* Exercise details *
Write out the listing below in full and exactly, leaving out every picture.

* Extracted records *
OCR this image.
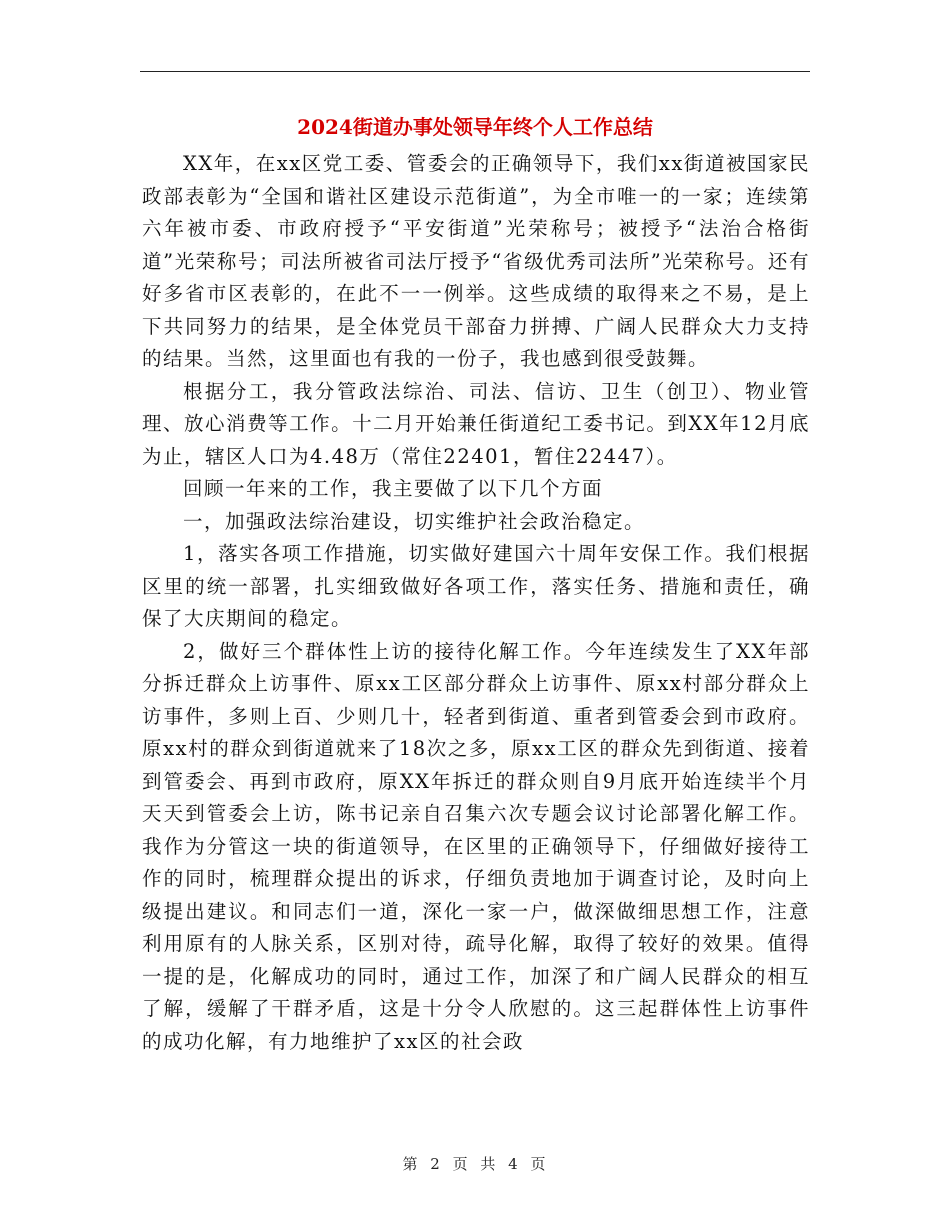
2024街道办事处领导年终个人工作总结

XX年，在xx区党工委、管委会的正确领导下，我们xx街道被国家民政部表彰为“全国和谐社区建设示范街道”，为全市唯一的一家；连续第六年被市委、市政府授予“平安街道”光荣称号；被授予“法治合格街道”光荣称号；司法所被省司法厅授予“省级优秀司法所”光荣称号。还有好多省市区表彰的，在此不一一例举。这些成绩的取得来之不易，是上下共同努力的结果，是全体党员干部奋力拼搏、广阔人民群众大力支持的结果。当然，这里面也有我的一份子，我也感到很受鼓舞。

根据分工，我分管政法综治、司法、信访、卫生（创卫）、物业管理、放心消费等工作。十二月开始兼任街道纪工委书记。到XX年12月底为止，辖区人口为4.48万（常住22401，暂住22447）。

回顾一年来的工作，我主要做了以下几个方面

一，加强政法综治建设，切实维护社会政治稳定。

1，落实各项工作措施，切实做好建国六十周年安保工作。我们根据区里的统一部署，扎实细致做好各项工作，落实任务、措施和责任，确保了大庆期间的稳定。

2，做好三个群体性上访的接待化解工作。今年连续发生了XX年部分拆迁群众上访事件、原xx工区部分群众上访事件、原xx村部分群众上访事件，多则上百、少则几十，轻者到街道、重者到管委会到市政府。原xx村的群众到街道就来了18次之多，原xx工区的群众先到街道、接着到管委会、再到市政府，原XX年拆迁的群众则自9月底开始连续半个月天天到管委会上访，陈书记亲自召集六次专题会议讨论部署化解工作。我作为分管这一块的街道领导，在区里的正确领导下，仔细做好接待工作的同时，梳理群众提出的诉求，仔细负责地加于调查讨论，及时向上级提出建议。和同志们一道，深化一家一户，做深做细思想工作，注意利用原有的人脉关系，区别对待，疏导化解，取得了较好的效果。值得一提的是，化解成功的同时，通过工作，加深了和广阔人民群众的相互了解，缓解了干群矛盾，这是十分令人欣慰的。这三起群体性上访事件的成功化解，有力地维护了xx区的社会政

第 2 页 共 4 页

* Complete output *
OCR this image.
2024街道办事处领导年终个人工作总结

XX年，在xx区党工委、管委会的正确领导下，我们xx街道被国家民政部表彰为“全国和谐社区建设示范街道”，为全市唯一的一家；连续第六年被市委、市政府授予“平安街道”光荣称号；被授予“法治合格街道”光荣称号；司法所被省司法厅授予“省级优秀司法所”光荣称号。还有好多省市区表彰的，在此不一一例举。这些成绩的取得来之不易，是上下共同努力的结果，是全体党员干部奋力拼搏、广阔人民群众大力支持的结果。当然，这里面也有我的一份子，我也感到很受鼓舞。

根据分工，我分管政法综治、司法、信访、卫生（创卫）、物业管理、放心消费等工作。十二月开始兼任街道纪工委书记。到XX年12月底为止，辖区人口为4.48万（常住22401，暂住22447）。

回顾一年来的工作，我主要做了以下几个方面

一，加强政法综治建设，切实维护社会政治稳定。

1，落实各项工作措施，切实做好建国六十周年安保工作。我们根据区里的统一部署，扎实细致做好各项工作，落实任务、措施和责任，确保了大庆期间的稳定。

2，做好三个群体性上访的接待化解工作。今年连续发生了XX年部分拆迁群众上访事件、原xx工区部分群众上访事件、原xx村部分群众上访事件，多则上百、少则几十，轻者到街道、重者到管委会到市政府。原xx村的群众到街道就来了18次之多，原xx工区的群众先到街道、接着到管委会、再到市政府，原XX年拆迁的群众则自9月底开始连续半个月天天到管委会上访，陈书记亲自召集六次专题会议讨论部署化解工作。我作为分管这一块的街道领导，在区里的正确领导下，仔细做好接待工作的同时，梳理群众提出的诉求，仔细负责地加于调查讨论，及时向上级提出建议。和同志们一道，深化一家一户，做深做细思想工作，注意利用原有的人脉关系，区别对待，疏导化解，取得了较好的效果。值得一提的是，化解成功的同时，通过工作，加深了和广阔人民群众的相互了解，缓解了干群矛盾，这是十分令人欣慰的。这三起群体性上访事件的成功化解，有力地维护了xx区的社会政

第 2 页 共 4 页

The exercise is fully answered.